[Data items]

* * * * *

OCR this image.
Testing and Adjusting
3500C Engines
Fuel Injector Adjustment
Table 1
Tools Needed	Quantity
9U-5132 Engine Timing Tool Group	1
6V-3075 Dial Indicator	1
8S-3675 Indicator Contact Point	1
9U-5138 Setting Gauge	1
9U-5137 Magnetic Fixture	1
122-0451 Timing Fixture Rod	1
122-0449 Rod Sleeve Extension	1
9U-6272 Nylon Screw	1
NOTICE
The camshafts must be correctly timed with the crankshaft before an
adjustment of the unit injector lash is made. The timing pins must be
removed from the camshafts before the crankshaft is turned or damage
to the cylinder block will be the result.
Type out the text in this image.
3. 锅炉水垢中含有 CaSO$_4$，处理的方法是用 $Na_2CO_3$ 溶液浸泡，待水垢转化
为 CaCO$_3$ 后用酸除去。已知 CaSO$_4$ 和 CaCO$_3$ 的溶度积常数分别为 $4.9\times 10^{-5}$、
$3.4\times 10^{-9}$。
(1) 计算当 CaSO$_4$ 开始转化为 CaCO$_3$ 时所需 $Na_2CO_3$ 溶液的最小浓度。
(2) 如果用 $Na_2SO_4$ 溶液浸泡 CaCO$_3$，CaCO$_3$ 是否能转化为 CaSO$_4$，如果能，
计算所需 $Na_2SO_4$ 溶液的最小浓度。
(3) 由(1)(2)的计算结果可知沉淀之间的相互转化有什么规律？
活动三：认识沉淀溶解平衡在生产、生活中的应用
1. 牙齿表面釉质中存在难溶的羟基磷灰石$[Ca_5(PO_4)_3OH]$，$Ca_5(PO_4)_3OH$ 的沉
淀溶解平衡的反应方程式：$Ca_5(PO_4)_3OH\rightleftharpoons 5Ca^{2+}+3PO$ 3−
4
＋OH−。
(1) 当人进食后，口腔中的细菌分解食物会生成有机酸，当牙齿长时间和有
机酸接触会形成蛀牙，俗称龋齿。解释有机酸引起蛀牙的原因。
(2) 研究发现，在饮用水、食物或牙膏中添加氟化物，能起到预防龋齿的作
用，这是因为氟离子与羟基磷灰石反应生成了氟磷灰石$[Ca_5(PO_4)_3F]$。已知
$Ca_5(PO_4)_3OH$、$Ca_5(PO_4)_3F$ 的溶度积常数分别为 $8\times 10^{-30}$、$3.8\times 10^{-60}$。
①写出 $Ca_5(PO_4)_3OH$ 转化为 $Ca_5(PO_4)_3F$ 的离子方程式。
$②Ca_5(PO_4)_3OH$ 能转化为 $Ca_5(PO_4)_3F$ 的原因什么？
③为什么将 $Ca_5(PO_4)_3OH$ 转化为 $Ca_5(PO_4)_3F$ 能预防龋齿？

* * * * *

■ What you need to do
Make an exact copy of every line in the data.

■ The response
OCR this image.
Testing and Adjusting
3500C Engines
Fuel Injector Adjustment
Table 1
Tools Needed	Quantity
9U-5132 Engine Timing Tool Group	1
6V-3075 Dial Indicator	1
8S-3675 Indicator Contact Point	1
9U-5138 Setting Gauge	1
9U-5137 Magnetic Fixture	1
122-0451 Timing Fixture Rod	1
122-0449 Rod Sleeve Extension	1
9U-6272 Nylon Screw	1
NOTICE
The camshafts must be correctly timed with the crankshaft before an
adjustment of the unit injector lash is made. The timing pins must be
removed from the camshafts before the crankshaft is turned or damage
to the cylinder block will be the result.
Type out the text in this image.
3. 锅炉水垢中含有 CaSO$_4$，处理的方法是用 $Na_2CO_3$ 溶液浸泡，待水垢转化
为 CaCO$_3$ 后用酸除去。已知 CaSO$_4$ 和 CaCO$_3$ 的溶度积常数分别为 $4.9\times 10^{-5}$、
$3.4\times 10^{-9}$。
(1) 计算当 CaSO$_4$ 开始转化为 CaCO$_3$ 时所需 $Na_2CO_3$ 溶液的最小浓度。
(2) 如果用 $Na_2SO_4$ 溶液浸泡 CaCO$_3$，CaCO$_3$ 是否能转化为 CaSO$_4$，如果能，
计算所需 $Na_2SO_4$ 溶液的最小浓度。
(3) 由(1)(2)的计算结果可知沉淀之间的相互转化有什么规律？
活动三：认识沉淀溶解平衡在生产、生活中的应用
1. 牙齿表面釉质中存在难溶的羟基磷灰石$[Ca_5(PO_4)_3OH]$，$Ca_5(PO_4)_3OH$ 的沉
淀溶解平衡的反应方程式：$Ca_5(PO_4)_3OH\rightleftharpoons 5Ca^{2+}+3PO$ 3−
4
＋OH−。
(1) 当人进食后，口腔中的细菌分解食物会生成有机酸，当牙齿长时间和有
机酸接触会形成蛀牙，俗称龋齿。解释有机酸引起蛀牙的原因。
(2) 研究发现，在饮用水、食物或牙膏中添加氟化物，能起到预防龋齿的作
用，这是因为氟离子与羟基磷灰石反应生成了氟磷灰石$[Ca_5(PO_4)_3F]$。已知
$Ca_5(PO_4)_3OH$、$Ca_5(PO_4)_3F$ 的溶度积常数分别为 $8\times 10^{-30}$、$3.8\times 10^{-60}$。
①写出 $Ca_5(PO_4)_3OH$ 转化为 $Ca_5(PO_4)_3F$ 的离子方程式。
$②Ca_5(PO_4)_3OH$ 能转化为 $Ca_5(PO_4)_3F$ 的原因什么？
③为什么将 $Ca_5(PO_4)_3OH$ 转化为 $Ca_5(PO_4)_3F$ 能预防龋齿？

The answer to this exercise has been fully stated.